[DIRECTION]:
Copy all lines of the listing that include the string "author".

[BEGIN RECORDS PROVIDED]

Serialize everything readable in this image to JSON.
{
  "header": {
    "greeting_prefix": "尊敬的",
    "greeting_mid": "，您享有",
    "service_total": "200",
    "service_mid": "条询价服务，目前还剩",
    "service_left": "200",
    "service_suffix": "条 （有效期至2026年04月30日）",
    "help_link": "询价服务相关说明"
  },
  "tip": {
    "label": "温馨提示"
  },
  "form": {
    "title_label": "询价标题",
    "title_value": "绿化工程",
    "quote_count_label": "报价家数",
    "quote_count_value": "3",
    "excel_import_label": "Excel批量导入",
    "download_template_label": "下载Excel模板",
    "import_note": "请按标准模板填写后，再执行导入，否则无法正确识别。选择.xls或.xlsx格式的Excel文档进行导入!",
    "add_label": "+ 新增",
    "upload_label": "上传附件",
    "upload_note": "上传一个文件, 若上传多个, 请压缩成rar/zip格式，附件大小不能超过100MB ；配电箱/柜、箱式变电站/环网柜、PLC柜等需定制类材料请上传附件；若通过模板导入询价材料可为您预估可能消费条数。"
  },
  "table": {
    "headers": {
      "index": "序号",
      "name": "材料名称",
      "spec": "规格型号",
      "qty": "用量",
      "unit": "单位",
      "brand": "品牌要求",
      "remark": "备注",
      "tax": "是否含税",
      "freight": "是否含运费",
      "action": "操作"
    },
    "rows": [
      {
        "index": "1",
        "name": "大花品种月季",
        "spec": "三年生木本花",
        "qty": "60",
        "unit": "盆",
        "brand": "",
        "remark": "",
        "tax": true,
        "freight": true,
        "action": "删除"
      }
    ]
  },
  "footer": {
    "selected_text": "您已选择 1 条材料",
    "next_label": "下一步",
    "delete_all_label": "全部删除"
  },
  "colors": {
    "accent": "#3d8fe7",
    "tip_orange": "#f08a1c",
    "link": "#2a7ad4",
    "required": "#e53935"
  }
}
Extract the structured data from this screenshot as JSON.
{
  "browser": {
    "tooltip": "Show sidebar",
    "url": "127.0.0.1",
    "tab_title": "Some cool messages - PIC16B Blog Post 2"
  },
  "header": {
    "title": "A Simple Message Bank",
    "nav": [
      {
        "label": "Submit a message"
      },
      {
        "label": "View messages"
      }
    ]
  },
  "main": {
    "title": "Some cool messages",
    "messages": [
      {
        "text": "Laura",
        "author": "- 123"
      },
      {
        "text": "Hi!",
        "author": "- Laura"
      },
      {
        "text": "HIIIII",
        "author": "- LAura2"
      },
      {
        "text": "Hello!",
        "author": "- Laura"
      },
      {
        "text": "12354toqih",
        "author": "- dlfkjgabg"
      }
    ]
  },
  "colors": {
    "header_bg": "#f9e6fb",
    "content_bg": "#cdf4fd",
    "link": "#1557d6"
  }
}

[END RECORDS PROVIDED]

[ANSWER TO THIS PROBLEM]:
        "author": "- 123"
        "author": "- Laura"
        "author": "- LAura2"
        "author": "- Laura"
        "author": "- dlfkjgabg"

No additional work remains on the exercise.